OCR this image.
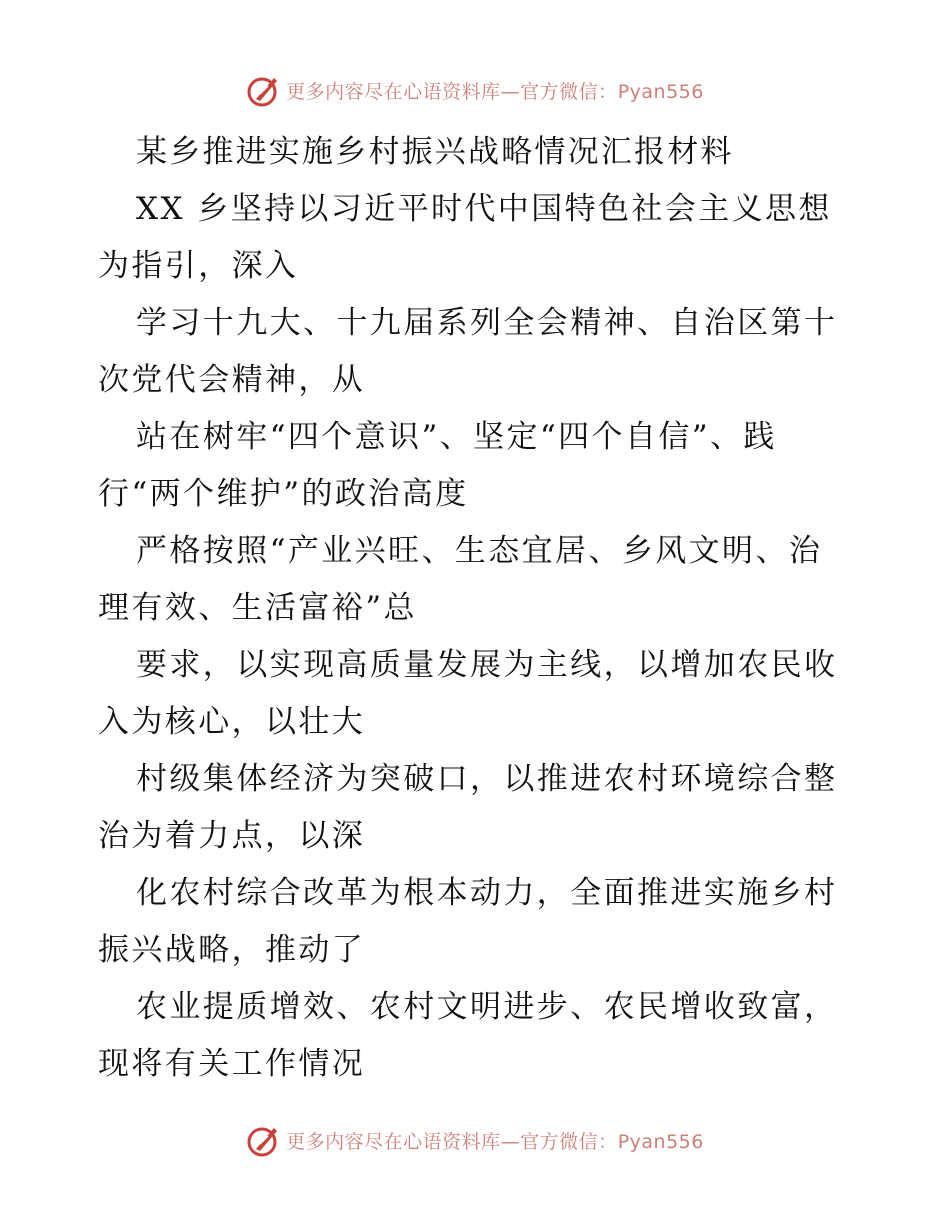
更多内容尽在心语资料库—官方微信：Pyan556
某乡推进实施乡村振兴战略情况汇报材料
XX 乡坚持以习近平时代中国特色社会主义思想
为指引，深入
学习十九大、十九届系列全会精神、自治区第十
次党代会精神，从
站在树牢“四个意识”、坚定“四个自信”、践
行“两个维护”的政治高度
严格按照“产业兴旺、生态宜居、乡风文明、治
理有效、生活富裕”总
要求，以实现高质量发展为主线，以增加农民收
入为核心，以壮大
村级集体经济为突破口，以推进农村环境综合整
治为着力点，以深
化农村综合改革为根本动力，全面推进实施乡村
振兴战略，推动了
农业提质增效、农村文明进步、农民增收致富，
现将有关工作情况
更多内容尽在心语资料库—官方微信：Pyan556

+++

What is asked → Quote the preceding listing precisely and completely, omitting its images.

Response below →
OCR this image.
更多内容尽在心语资料库—官方微信：Pyan556
某乡推进实施乡村振兴战略情况汇报材料
XX 乡坚持以习近平时代中国特色社会主义思想
为指引，深入
学习十九大、十九届系列全会精神、自治区第十
次党代会精神，从
站在树牢“四个意识”、坚定“四个自信”、践
行“两个维护”的政治高度
严格按照“产业兴旺、生态宜居、乡风文明、治
理有效、生活富裕”总
要求，以实现高质量发展为主线，以增加农民收
入为核心，以壮大
村级集体经济为突破口，以推进农村环境综合整
治为着力点，以深
化农村综合改革为根本动力，全面推进实施乡村
振兴战略，推动了
农业提质增效、农村文明进步、农民增收致富，
现将有关工作情况
更多内容尽在心语资料库—官方微信：Pyan556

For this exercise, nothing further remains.